### RECORDS TO USE

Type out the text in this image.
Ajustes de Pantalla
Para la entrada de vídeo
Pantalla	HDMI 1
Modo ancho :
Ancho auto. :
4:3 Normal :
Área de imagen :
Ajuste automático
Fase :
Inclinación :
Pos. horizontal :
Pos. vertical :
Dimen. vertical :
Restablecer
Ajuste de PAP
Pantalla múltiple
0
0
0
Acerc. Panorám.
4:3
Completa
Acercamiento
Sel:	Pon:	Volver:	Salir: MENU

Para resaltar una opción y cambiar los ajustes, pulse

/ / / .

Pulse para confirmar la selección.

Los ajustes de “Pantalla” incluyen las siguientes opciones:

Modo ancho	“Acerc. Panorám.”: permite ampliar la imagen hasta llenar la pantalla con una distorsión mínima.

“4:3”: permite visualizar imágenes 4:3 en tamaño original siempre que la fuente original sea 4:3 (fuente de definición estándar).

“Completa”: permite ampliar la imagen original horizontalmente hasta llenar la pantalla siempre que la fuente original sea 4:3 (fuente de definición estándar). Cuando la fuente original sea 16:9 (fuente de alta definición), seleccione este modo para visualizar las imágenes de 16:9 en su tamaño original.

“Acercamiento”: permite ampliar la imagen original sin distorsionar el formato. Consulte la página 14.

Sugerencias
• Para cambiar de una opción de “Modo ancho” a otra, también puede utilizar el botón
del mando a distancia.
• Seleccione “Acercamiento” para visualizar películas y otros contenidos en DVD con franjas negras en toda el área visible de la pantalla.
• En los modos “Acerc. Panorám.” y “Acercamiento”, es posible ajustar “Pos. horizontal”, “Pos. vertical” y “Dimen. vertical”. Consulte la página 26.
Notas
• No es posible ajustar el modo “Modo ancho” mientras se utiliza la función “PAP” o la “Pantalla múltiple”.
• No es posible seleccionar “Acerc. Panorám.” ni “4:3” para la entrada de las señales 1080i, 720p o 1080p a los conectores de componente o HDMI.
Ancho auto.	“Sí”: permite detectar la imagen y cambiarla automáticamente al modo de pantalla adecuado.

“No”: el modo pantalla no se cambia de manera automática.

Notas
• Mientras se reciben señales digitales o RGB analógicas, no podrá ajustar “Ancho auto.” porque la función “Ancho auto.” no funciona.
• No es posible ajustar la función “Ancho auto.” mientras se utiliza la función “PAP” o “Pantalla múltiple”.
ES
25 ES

### ACTIVITY
With every word kept as it is, set down the entries again.

### RESULT OF THE EXERCISE
Type out the text in this image.
Ajustes de Pantalla
Para la entrada de vídeo
Pantalla	HDMI 1
Modo ancho :
Ancho auto. :
4:3 Normal :
Área de imagen :
Ajuste automático
Fase :
Inclinación :
Pos. horizontal :
Pos. vertical :
Dimen. vertical :
Restablecer
Ajuste de PAP
Pantalla múltiple
0
0
0
Acerc. Panorám.
4:3
Completa
Acercamiento
Sel:	Pon:	Volver:	Salir: MENU

Para resaltar una opción y cambiar los ajustes, pulse

/ / / .

Pulse para confirmar la selección.

Los ajustes de “Pantalla” incluyen las siguientes opciones:

Modo ancho	“Acerc. Panorám.”: permite ampliar la imagen hasta llenar la pantalla con una distorsión mínima.

“4:3”: permite visualizar imágenes 4:3 en tamaño original siempre que la fuente original sea 4:3 (fuente de definición estándar).

“Completa”: permite ampliar la imagen original horizontalmente hasta llenar la pantalla siempre que la fuente original sea 4:3 (fuente de definición estándar). Cuando la fuente original sea 16:9 (fuente de alta definición), seleccione este modo para visualizar las imágenes de 16:9 en su tamaño original.

“Acercamiento”: permite ampliar la imagen original sin distorsionar el formato. Consulte la página 14.

Sugerencias
• Para cambiar de una opción de “Modo ancho” a otra, también puede utilizar el botón
del mando a distancia.
• Seleccione “Acercamiento” para visualizar películas y otros contenidos en DVD con franjas negras en toda el área visible de la pantalla.
• En los modos “Acerc. Panorám.” y “Acercamiento”, es posible ajustar “Pos. horizontal”, “Pos. vertical” y “Dimen. vertical”. Consulte la página 26.
Notas
• No es posible ajustar el modo “Modo ancho” mientras se utiliza la función “PAP” o la “Pantalla múltiple”.
• No es posible seleccionar “Acerc. Panorám.” ni “4:3” para la entrada de las señales 1080i, 720p o 1080p a los conectores de componente o HDMI.
Ancho auto.	“Sí”: permite detectar la imagen y cambiarla automáticamente al modo de pantalla adecuado.

“No”: el modo pantalla no se cambia de manera automática.

Notas
• Mientras se reciben señales digitales o RGB analógicas, no podrá ajustar “Ancho auto.” porque la función “Ancho auto.” no funciona.
• No es posible ajustar la función “Ancho auto.” mientras se utiliza la función “PAP” o “Pantalla múltiple”.
ES
25 ES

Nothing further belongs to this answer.